-- PROBLEM --
Search the records for "disregard" and copy each line that holds it.

Records contained in a dataset
* Start *

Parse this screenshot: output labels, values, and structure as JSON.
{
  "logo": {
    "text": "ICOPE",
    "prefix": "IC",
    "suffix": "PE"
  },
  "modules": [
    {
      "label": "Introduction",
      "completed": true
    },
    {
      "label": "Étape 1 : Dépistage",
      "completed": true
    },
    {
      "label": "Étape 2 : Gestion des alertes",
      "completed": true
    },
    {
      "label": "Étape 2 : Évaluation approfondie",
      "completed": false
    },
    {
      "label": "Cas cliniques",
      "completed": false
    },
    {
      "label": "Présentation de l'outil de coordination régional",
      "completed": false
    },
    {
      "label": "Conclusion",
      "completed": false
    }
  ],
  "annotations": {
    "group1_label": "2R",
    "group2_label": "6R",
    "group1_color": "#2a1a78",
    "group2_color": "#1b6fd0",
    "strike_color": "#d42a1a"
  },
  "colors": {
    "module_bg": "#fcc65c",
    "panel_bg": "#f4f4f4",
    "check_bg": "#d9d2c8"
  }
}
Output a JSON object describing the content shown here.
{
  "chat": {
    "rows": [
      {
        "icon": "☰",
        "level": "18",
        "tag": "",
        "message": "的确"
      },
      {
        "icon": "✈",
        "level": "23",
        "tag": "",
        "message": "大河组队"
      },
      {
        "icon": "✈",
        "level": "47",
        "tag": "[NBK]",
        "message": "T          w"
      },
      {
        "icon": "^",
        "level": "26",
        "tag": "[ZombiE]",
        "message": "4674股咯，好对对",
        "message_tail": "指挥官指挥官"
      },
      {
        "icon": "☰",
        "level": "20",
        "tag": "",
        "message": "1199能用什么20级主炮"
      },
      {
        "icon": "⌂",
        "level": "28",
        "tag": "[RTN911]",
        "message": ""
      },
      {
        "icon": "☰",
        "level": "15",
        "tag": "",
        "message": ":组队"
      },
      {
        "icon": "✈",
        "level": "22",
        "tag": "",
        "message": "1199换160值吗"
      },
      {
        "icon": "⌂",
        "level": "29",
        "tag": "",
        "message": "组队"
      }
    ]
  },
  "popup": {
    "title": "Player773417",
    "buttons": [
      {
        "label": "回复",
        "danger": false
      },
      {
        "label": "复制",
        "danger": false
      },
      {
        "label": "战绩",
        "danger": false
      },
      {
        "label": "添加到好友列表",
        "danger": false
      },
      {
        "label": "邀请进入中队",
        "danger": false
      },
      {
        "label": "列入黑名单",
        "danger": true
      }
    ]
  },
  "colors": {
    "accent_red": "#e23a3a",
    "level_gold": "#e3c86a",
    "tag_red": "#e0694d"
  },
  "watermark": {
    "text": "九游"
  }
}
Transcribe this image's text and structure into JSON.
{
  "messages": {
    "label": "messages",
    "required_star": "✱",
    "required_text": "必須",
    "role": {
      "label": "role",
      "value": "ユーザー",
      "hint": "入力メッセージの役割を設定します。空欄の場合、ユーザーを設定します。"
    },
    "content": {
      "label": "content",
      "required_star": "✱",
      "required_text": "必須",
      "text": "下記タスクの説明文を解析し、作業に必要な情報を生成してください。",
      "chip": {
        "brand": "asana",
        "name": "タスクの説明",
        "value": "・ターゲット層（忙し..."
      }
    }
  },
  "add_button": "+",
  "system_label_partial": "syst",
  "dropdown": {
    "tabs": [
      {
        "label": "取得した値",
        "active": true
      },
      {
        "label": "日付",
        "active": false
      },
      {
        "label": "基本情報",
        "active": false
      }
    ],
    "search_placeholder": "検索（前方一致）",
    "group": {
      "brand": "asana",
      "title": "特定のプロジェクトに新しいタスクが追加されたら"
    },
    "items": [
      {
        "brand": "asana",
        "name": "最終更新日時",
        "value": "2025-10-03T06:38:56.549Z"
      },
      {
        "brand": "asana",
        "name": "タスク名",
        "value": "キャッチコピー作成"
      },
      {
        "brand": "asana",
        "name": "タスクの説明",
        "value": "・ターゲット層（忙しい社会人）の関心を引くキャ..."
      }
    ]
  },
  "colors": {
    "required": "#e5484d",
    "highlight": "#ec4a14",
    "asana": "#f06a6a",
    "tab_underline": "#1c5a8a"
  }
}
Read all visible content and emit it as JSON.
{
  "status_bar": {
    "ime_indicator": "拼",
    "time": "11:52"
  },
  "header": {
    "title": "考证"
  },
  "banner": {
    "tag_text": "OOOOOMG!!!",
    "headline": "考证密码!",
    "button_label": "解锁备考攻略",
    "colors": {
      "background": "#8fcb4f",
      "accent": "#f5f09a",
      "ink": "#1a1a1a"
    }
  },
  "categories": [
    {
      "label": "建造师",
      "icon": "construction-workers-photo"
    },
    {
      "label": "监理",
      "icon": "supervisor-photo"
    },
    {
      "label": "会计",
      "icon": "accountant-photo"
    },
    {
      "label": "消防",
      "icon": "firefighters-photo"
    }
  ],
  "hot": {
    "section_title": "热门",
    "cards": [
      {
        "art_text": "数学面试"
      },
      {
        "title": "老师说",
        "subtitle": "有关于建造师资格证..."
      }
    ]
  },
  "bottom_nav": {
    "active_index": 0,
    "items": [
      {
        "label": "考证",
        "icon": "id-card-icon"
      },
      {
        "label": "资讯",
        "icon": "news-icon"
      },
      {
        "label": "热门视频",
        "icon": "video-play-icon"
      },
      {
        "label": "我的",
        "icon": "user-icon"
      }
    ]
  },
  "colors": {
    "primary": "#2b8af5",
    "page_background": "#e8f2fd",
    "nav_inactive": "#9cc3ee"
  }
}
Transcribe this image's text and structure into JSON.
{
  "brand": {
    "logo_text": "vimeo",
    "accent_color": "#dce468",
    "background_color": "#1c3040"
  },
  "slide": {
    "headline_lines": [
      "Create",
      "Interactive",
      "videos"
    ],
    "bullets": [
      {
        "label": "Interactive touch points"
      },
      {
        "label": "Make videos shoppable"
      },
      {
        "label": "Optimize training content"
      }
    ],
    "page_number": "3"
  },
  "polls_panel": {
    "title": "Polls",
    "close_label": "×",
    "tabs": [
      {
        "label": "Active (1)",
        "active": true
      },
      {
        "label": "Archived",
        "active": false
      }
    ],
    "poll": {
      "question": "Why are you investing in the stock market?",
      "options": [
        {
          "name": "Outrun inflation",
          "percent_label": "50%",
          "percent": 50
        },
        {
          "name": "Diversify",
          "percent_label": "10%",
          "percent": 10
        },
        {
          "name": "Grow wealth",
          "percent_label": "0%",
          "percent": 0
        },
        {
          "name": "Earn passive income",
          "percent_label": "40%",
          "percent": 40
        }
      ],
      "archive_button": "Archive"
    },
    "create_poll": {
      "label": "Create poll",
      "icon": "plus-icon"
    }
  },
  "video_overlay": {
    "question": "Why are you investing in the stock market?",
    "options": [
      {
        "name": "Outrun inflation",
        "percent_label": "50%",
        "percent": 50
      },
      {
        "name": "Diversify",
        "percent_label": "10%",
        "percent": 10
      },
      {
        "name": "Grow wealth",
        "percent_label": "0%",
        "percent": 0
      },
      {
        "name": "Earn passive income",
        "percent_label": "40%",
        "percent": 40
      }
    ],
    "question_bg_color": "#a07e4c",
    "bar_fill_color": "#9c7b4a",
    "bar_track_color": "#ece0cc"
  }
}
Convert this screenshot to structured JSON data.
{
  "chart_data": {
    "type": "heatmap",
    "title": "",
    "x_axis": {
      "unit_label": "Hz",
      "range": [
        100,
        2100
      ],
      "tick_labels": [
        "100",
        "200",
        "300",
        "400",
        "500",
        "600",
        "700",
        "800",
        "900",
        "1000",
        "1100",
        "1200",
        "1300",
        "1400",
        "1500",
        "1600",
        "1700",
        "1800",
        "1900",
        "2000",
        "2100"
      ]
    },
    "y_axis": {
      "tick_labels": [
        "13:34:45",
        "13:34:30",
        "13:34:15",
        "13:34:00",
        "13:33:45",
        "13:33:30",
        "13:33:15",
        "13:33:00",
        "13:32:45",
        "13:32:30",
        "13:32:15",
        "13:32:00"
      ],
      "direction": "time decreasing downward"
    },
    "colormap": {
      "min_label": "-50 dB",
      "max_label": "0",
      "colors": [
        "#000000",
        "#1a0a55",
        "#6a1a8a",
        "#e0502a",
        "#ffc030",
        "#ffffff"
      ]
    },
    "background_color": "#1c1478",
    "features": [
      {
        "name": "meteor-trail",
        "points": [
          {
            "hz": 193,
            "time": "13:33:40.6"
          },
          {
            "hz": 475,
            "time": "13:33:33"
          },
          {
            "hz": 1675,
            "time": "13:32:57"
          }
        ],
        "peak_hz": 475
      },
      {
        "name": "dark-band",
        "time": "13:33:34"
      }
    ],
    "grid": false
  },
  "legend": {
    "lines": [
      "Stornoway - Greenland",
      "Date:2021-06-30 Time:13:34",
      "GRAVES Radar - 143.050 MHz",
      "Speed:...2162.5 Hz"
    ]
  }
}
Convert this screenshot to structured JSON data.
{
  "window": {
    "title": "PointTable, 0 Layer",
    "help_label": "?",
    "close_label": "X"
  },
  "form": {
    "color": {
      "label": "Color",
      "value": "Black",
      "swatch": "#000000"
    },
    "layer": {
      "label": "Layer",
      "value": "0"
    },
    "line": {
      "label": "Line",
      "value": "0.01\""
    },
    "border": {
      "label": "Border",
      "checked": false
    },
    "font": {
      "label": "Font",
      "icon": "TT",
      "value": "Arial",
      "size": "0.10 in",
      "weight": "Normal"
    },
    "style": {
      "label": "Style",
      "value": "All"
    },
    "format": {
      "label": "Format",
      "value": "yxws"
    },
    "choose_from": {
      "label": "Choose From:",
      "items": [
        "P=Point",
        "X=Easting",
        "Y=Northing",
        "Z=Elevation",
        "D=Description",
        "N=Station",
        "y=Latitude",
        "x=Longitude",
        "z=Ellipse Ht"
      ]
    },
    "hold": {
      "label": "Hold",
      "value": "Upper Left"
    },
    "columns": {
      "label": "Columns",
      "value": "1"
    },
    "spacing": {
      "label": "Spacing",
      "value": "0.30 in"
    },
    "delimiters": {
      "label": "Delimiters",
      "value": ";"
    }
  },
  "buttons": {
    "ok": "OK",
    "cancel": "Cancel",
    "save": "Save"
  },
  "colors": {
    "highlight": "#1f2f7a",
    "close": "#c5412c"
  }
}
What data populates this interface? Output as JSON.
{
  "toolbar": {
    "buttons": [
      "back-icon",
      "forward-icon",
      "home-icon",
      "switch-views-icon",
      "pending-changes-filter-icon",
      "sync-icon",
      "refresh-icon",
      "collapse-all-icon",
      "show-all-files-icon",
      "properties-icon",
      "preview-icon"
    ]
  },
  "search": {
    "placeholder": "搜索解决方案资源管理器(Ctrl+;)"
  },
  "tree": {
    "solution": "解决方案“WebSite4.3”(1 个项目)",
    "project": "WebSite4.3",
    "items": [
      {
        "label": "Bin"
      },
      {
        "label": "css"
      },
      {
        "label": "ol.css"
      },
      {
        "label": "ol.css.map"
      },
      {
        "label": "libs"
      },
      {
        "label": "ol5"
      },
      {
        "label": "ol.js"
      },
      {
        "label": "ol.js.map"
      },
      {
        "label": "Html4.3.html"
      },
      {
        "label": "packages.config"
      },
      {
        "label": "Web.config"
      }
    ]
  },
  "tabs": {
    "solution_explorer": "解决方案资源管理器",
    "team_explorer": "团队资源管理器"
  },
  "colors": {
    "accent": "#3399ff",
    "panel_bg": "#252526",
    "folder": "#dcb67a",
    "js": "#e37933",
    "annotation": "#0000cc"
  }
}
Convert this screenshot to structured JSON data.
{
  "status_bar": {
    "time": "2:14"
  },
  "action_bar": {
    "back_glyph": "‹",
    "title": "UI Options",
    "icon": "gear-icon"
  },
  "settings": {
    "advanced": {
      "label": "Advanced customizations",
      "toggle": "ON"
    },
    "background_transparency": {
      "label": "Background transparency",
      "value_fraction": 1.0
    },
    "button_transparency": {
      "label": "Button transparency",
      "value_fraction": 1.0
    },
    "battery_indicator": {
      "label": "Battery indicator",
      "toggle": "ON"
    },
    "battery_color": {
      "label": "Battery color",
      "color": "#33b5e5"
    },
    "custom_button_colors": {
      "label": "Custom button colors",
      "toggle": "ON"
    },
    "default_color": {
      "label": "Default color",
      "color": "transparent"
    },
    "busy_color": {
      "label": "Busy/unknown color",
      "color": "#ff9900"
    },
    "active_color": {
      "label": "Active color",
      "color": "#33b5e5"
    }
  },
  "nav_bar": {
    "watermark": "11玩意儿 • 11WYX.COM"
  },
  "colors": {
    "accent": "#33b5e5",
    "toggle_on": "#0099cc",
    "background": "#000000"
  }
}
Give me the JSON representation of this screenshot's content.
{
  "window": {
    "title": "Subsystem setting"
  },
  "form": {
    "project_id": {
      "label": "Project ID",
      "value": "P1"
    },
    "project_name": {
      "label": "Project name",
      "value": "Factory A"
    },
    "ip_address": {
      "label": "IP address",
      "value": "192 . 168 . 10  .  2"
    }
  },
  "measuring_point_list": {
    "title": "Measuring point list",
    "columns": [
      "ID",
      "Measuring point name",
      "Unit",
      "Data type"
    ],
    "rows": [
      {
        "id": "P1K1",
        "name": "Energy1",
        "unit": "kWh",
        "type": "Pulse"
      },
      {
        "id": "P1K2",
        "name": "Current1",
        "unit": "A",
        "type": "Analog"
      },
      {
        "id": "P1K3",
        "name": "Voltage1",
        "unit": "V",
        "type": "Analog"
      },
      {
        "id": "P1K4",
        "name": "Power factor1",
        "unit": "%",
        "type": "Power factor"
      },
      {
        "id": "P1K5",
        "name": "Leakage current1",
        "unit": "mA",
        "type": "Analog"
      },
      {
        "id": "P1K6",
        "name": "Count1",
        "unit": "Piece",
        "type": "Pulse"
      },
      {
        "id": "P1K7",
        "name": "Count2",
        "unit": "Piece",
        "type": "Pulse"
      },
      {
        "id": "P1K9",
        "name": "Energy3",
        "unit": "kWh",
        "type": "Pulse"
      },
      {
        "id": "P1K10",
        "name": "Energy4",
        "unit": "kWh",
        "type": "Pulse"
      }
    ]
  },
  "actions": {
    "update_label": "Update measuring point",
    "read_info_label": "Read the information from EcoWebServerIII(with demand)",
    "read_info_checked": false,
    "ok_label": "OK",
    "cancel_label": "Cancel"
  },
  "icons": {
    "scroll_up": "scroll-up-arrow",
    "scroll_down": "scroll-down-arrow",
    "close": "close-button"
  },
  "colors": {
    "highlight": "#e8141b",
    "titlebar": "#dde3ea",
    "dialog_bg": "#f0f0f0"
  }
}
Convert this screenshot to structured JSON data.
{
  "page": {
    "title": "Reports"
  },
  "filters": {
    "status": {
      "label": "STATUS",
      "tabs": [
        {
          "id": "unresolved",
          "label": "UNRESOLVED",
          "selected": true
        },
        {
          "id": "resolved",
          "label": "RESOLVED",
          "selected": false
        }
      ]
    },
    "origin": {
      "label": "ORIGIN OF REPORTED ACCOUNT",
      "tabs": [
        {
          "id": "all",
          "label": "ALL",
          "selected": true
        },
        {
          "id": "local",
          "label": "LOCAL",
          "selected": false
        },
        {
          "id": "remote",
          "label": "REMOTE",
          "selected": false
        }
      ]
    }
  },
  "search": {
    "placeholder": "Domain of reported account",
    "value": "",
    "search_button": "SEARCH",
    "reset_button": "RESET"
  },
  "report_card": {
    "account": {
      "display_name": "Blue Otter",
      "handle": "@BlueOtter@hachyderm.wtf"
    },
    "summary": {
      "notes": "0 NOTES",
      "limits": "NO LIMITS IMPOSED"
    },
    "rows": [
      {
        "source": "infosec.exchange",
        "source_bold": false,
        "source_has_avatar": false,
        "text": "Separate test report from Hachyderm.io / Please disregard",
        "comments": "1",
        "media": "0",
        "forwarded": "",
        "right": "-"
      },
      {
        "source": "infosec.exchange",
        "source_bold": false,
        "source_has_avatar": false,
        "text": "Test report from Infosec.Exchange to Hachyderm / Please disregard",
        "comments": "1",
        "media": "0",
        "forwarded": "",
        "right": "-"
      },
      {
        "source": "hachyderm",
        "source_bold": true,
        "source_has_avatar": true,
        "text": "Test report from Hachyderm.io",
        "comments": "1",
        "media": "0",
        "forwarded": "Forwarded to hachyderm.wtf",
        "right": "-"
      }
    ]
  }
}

* End *

-- SOLUTION FOR THIS EXERCISE --
        "text": "Separate test report from Hachyderm.io / Please disregard",
        "text": "Test report from Infosec.Exchange to Hachyderm / Please disregard",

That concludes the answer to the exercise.